### MATERIAL FOR THE TASK
## start

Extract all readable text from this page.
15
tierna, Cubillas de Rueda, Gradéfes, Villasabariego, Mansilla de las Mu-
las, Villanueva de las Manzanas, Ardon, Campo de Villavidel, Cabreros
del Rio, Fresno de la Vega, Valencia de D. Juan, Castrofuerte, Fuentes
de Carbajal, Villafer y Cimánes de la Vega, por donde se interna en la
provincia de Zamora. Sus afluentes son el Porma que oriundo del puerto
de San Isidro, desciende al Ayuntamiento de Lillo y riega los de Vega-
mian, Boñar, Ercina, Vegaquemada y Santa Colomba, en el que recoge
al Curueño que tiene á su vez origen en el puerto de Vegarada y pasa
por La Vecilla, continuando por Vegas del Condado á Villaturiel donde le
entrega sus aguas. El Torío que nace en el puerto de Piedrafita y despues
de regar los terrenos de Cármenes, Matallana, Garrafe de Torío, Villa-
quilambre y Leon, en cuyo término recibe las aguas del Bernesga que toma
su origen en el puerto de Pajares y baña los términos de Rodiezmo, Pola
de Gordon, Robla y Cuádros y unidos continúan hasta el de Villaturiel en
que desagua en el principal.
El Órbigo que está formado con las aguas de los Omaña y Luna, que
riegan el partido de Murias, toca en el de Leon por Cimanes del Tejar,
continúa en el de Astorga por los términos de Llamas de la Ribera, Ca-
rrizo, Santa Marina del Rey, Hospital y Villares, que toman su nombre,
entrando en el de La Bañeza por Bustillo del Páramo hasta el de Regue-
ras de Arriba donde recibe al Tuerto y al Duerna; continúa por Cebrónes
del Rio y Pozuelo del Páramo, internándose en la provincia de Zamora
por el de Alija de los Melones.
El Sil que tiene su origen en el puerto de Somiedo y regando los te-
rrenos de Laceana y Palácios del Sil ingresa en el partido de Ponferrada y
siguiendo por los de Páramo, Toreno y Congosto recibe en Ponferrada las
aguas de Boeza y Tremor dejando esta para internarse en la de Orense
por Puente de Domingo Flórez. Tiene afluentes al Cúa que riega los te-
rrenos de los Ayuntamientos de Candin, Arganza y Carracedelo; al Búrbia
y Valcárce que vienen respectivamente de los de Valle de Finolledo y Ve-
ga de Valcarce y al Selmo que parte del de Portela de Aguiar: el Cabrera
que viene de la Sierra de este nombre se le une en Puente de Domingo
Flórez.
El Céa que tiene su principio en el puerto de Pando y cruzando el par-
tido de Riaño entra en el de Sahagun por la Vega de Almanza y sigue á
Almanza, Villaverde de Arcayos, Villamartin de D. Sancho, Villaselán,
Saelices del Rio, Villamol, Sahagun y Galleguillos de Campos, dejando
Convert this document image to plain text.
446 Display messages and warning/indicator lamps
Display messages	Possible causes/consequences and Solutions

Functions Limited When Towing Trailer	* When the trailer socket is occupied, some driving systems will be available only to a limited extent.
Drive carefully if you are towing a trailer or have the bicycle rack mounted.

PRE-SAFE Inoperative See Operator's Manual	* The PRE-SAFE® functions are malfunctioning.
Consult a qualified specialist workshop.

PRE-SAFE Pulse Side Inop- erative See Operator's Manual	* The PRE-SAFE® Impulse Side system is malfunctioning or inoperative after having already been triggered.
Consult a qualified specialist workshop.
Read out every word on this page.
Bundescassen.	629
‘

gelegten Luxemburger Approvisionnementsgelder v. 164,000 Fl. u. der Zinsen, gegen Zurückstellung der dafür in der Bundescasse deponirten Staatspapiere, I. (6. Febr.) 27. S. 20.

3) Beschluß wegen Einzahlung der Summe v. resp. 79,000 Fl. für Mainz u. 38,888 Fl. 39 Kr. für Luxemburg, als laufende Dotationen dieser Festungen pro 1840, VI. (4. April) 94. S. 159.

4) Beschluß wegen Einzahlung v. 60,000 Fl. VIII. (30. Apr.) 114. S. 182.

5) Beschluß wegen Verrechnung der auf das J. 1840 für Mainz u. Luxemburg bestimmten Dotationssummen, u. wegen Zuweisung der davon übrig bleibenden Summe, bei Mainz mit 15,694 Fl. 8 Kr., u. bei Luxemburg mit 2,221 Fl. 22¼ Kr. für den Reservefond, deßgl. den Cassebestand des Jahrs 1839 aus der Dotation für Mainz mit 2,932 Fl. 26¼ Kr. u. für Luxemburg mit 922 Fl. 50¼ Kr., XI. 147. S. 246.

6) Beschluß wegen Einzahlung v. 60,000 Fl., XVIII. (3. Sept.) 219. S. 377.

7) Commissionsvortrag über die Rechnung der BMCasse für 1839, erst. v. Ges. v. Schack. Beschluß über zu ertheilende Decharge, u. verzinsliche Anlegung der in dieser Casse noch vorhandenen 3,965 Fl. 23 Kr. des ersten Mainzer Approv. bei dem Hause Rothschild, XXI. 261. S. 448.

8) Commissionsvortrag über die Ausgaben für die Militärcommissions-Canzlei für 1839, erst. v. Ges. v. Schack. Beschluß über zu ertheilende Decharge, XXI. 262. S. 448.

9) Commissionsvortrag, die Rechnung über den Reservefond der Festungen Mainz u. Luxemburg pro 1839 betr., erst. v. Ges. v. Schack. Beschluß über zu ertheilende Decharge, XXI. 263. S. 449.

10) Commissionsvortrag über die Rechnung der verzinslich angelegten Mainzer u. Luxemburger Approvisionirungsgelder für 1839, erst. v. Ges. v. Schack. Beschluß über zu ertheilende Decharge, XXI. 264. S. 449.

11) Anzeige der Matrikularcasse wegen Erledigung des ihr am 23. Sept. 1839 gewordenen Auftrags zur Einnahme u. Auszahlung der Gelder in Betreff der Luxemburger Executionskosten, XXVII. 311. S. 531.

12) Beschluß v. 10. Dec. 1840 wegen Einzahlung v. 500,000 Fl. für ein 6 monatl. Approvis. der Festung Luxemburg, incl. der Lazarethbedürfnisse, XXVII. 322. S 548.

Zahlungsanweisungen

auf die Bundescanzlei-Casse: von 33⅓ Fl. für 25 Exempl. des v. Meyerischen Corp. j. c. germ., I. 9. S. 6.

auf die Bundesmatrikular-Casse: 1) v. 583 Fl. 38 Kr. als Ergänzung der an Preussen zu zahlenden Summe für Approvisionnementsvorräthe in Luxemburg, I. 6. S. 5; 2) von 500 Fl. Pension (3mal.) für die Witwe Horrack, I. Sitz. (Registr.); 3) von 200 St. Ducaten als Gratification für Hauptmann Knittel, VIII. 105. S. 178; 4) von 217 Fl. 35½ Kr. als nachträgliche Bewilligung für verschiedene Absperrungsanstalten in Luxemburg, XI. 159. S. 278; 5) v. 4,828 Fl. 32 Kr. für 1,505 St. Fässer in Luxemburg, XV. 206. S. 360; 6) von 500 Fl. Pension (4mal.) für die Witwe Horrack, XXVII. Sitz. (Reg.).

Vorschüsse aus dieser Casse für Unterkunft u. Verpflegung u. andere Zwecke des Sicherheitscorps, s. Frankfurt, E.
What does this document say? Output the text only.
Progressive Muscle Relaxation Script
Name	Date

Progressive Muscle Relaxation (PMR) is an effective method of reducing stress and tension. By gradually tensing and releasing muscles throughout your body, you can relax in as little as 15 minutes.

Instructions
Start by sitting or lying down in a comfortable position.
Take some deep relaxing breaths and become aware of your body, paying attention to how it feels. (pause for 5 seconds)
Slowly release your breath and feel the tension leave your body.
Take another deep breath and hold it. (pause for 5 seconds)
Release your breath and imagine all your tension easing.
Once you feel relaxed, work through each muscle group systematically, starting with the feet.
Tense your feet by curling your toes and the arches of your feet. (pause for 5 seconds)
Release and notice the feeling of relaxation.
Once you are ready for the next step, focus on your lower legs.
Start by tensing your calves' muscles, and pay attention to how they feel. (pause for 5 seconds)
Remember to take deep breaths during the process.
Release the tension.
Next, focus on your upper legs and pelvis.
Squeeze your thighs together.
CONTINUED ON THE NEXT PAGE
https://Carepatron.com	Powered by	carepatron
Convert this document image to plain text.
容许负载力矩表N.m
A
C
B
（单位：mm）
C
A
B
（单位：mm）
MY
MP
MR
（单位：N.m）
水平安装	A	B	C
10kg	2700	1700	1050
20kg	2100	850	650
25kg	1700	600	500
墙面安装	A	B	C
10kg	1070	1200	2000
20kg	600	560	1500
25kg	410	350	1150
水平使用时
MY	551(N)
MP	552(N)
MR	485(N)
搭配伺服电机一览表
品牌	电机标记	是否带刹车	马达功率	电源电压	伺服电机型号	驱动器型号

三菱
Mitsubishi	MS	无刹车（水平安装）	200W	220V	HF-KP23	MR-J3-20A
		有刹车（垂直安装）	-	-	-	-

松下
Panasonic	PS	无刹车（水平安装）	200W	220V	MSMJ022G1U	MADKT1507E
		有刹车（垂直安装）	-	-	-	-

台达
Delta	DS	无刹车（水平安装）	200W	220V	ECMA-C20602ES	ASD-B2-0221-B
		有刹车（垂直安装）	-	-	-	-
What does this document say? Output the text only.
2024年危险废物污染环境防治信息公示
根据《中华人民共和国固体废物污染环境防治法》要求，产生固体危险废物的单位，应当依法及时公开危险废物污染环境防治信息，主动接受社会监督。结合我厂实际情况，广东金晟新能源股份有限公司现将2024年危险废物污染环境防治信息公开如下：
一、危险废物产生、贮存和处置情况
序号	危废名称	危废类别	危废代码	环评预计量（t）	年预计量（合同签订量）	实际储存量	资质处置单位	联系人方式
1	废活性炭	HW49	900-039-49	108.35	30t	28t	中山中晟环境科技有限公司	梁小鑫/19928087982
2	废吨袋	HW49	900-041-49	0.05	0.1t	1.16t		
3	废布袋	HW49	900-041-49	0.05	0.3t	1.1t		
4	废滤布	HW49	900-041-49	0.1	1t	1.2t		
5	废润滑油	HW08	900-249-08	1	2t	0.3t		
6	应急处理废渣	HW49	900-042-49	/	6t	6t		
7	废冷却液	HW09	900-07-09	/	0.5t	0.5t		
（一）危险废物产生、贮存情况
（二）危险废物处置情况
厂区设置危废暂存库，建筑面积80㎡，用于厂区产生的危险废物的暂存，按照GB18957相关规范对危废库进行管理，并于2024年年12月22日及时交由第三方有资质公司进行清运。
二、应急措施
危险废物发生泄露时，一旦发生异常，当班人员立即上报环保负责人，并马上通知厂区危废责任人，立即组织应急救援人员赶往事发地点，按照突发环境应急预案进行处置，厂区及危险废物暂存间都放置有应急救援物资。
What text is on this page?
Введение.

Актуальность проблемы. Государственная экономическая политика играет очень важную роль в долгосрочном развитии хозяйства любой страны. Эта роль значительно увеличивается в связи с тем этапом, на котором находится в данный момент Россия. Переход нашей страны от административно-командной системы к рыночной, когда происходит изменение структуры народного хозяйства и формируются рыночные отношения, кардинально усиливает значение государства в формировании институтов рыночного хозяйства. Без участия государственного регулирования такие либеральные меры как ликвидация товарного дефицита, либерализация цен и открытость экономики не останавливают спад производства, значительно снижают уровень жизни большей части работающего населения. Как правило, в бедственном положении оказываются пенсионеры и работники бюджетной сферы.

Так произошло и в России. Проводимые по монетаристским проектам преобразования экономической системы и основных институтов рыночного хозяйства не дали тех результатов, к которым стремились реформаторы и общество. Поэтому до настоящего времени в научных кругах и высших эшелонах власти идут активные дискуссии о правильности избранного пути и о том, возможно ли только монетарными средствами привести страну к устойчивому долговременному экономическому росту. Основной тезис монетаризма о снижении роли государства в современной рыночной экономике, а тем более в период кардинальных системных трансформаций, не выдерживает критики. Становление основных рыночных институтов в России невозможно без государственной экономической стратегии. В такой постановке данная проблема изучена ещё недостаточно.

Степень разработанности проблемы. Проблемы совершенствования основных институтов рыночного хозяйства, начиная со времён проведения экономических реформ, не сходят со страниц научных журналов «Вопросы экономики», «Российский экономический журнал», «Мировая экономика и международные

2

## end

Check every line of the material for the string "Páramo" and give the number of lines that have it, without anything else.

### EXERCISE RESULT
3